**Goal of the exercise:** Tally every line of the material that includes "JSON", then give the tally and nothing else.

**Stored data entries:**
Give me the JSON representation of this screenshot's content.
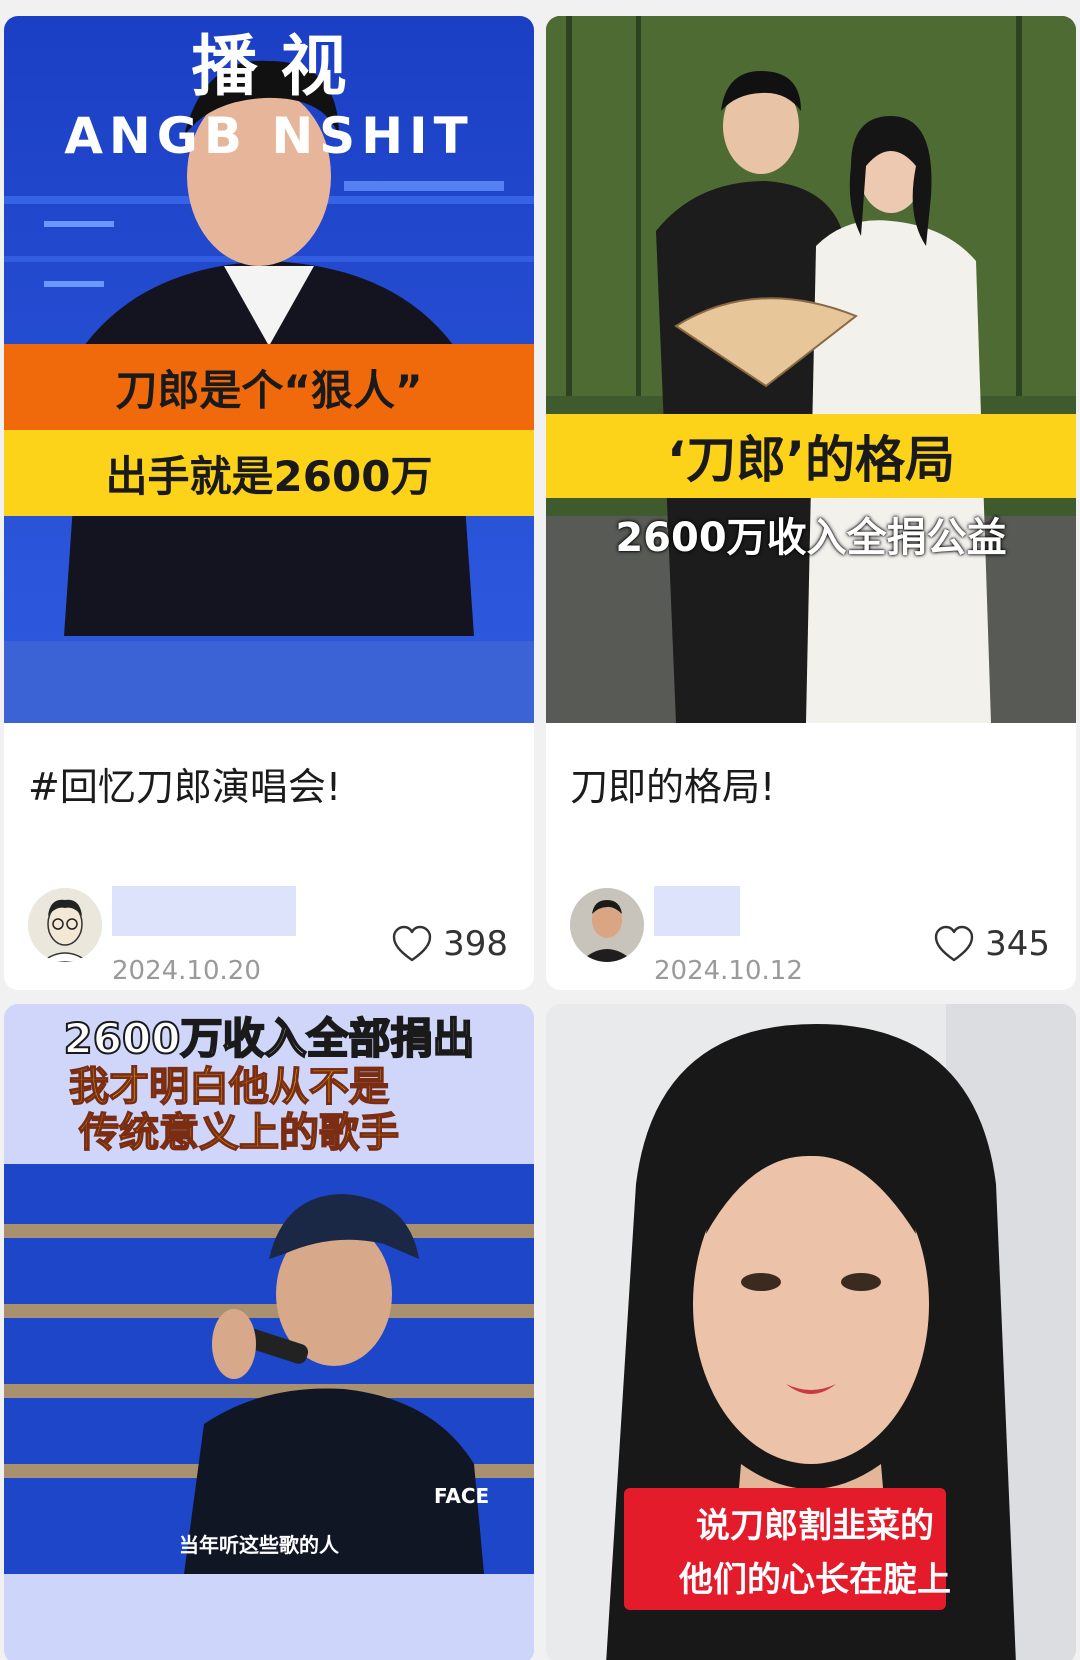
{
  "cards": [
    {
      "thumb_text": {
        "top": "播  视",
        "band": "ANGB   NSHIT",
        "line1": "刀郎是个“狠人”",
        "line2": "出手就是2600万"
      },
      "title": "#回忆刀郎演唱会!",
      "date": "2024.10.20",
      "likes": "398"
    },
    {
      "thumb_text": {
        "line1": "‘刀郎’的格局",
        "line2": "2600万收入全捐公益"
      },
      "title": "刀即的格局!",
      "date": "2024.10.12",
      "likes": "345"
    },
    {
      "thumb_text": {
        "line1": "2600万收入全部捐出",
        "line2": "我才明白他从不是",
        "line3": "传统意义上的歌手",
        "subtitle": "当年听这些歌的人",
        "shirt": "FACE"
      }
    },
    {
      "thumb_text": {
        "line1": "说刀郎割韭菜的",
        "line2": "他们的心长在腚上"
      }
    }
  ],
  "colors": {
    "card_bg": "#ffffff",
    "page_bg": "#f1f1f1",
    "name_placeholder": "#dce3fb",
    "orange_band": "#f06a0c",
    "yellow_band": "#fdd31a",
    "red_caption": "#e31b2a"
  },
  "icons": {
    "like": "heart-outline-icon"
  }
}
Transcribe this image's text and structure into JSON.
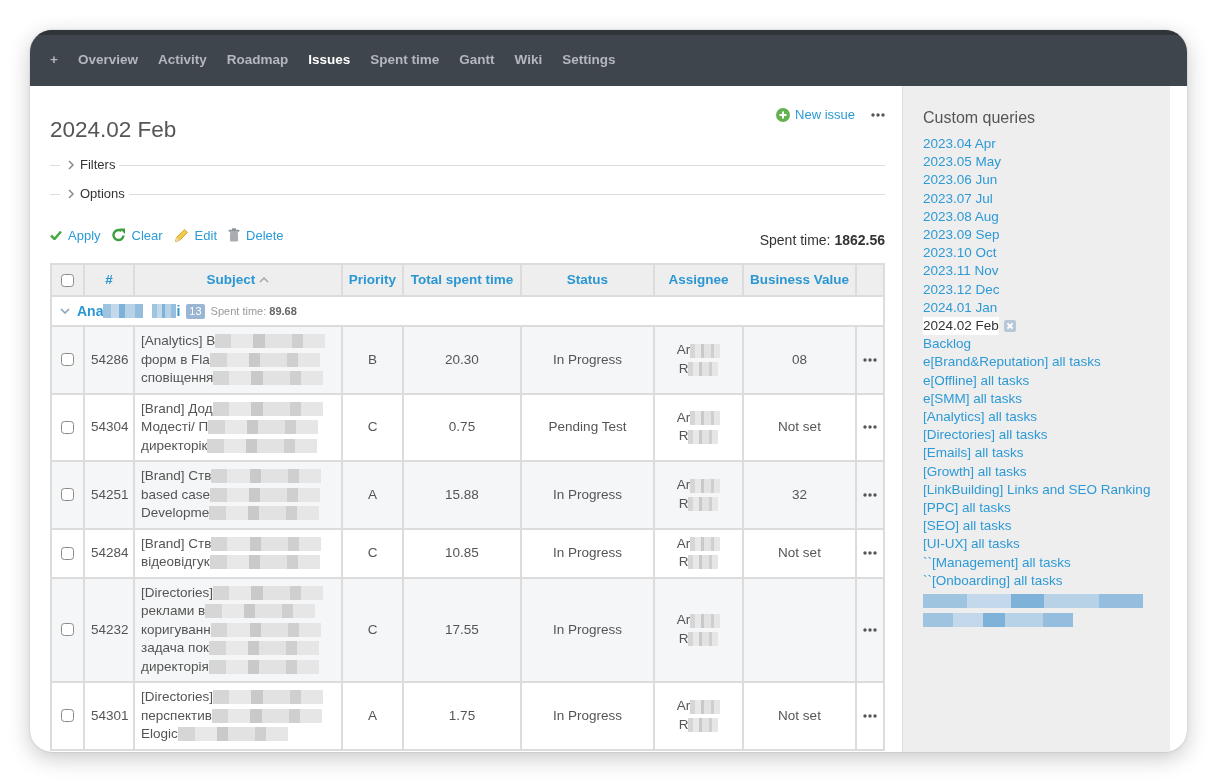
{
  "top_menu": {
    "new_menu": "+",
    "items": [
      {
        "label": "Overview",
        "selected": false
      },
      {
        "label": "Activity",
        "selected": false
      },
      {
        "label": "Roadmap",
        "selected": false
      },
      {
        "label": "Issues",
        "selected": true
      },
      {
        "label": "Spent time",
        "selected": false
      },
      {
        "label": "Gantt",
        "selected": false
      },
      {
        "label": "Wiki",
        "selected": false
      },
      {
        "label": "Settings",
        "selected": false
      }
    ]
  },
  "page": {
    "title": "2024.02 Feb",
    "new_issue": "New issue"
  },
  "fieldsets": [
    {
      "label": "Filters",
      "expanded": false
    },
    {
      "label": "Options",
      "expanded": false
    }
  ],
  "query_actions": [
    {
      "kind": "apply",
      "label": "Apply"
    },
    {
      "kind": "clear",
      "label": "Clear"
    },
    {
      "kind": "edit",
      "label": "Edit"
    },
    {
      "kind": "delete",
      "label": "Delete"
    }
  ],
  "total_spent": "Spent time: **1862.56**",
  "table": {
    "select_all_checked": false,
    "columns": [
      {
        "label": "#"
      },
      {
        "label": "Subject",
        "sort_ascending": true
      },
      {
        "label": "Priority"
      },
      {
        "label": "Total spent time"
      },
      {
        "label": "Status"
      },
      {
        "label": "Assignee"
      },
      {
        "label": "Business Value"
      }
    ],
    "group": {
      "expanded": true,
      "name_start": "Ana",
      "name_end": "i",
      "count": "13",
      "spent": "Spent time: **89.68**"
    },
    "rows": [
      {
        "checked": false,
        "id": "54286",
        "subject": [
          "[Analytics] В",
          "форм в Fla",
          "сповіщення"
        ],
        "priority": "B",
        "total_spent_time": "20.30",
        "status": "In Progress",
        "assignee": [
          "Ar",
          "R"
        ],
        "business_value": "08"
      },
      {
        "checked": false,
        "id": "54304",
        "subject": [
          "[Brand] Дод",
          "Модесті/ П",
          "директорік"
        ],
        "priority": "C",
        "total_spent_time": "0.75",
        "status": "Pending Test",
        "assignee": [
          "Ar",
          "R"
        ],
        "business_value": "Not set"
      },
      {
        "checked": false,
        "id": "54251",
        "subject": [
          "[Brand] Ств",
          "based case",
          "Developme"
        ],
        "priority": "A",
        "total_spent_time": "15.88",
        "status": "In Progress",
        "assignee": [
          "Ar",
          "R"
        ],
        "business_value": "32"
      },
      {
        "checked": false,
        "id": "54284",
        "subject": [
          "[Brand] Ств",
          "відеовідгук"
        ],
        "priority": "C",
        "total_spent_time": "10.85",
        "status": "In Progress",
        "assignee": [
          "Ar",
          "R"
        ],
        "business_value": "Not set"
      },
      {
        "checked": false,
        "id": "54232",
        "subject": [
          "[Directories]",
          "реклами в",
          "коригуванн",
          "задача пок",
          "директорія"
        ],
        "priority": "C",
        "total_spent_time": "17.55",
        "status": "In Progress",
        "assignee": [
          "Ar",
          "R"
        ]
      },
      {
        "checked": false,
        "id": "54301",
        "subject": [
          "[Directories]",
          "перспектив",
          "Elogic"
        ],
        "priority": "A",
        "total_spent_time": "1.75",
        "status": "In Progress",
        "assignee": [
          "Ar",
          "R"
        ],
        "business_value": "Not set"
      }
    ]
  },
  "sidebar": {
    "title": "Custom queries",
    "items": [
      {
        "label": "2023.04 Apr",
        "selected": false
      },
      {
        "label": "2023.05 May",
        "selected": false
      },
      {
        "label": "2023.06 Jun",
        "selected": false
      },
      {
        "label": "2023.07 Jul",
        "selected": false
      },
      {
        "label": "2023.08 Aug",
        "selected": false
      },
      {
        "label": "2023.09 Sep",
        "selected": false
      },
      {
        "label": "2023.10 Oct",
        "selected": false
      },
      {
        "label": "2023.11 Nov",
        "selected": false
      },
      {
        "label": "2023.12 Dec",
        "selected": false
      },
      {
        "label": "2024.01 Jan",
        "selected": false
      },
      {
        "label": "2024.02 Feb",
        "selected": true
      },
      {
        "label": "Backlog",
        "selected": false
      },
      {
        "label": "e[Brand&Reputation] all tasks",
        "selected": false
      },
      {
        "label": "e[Offline] all tasks",
        "selected": false
      },
      {
        "label": "e[SMM] all tasks",
        "selected": false
      },
      {
        "label": "[Analytics] all tasks",
        "selected": false
      },
      {
        "label": "[Directories] all tasks",
        "selected": false
      },
      {
        "label": "[Emails] all tasks",
        "selected": false
      },
      {
        "label": "[Growth] all tasks",
        "selected": false
      },
      {
        "label": "[LinkBuilding] Links and SEO Ranking",
        "selected": false
      },
      {
        "label": "[PPC] all tasks",
        "selected": false
      },
      {
        "label": "[SEO] all tasks",
        "selected": false
      },
      {
        "label": "[UI-UX] all tasks",
        "selected": false
      },
      {
        "label": "``[Management] all tasks",
        "selected": false
      },
      {
        "label": "``[Onboarding] all tasks",
        "selected": false
      }
    ],
    "redacted_entry": true
  }
}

**Reply to the task:** 2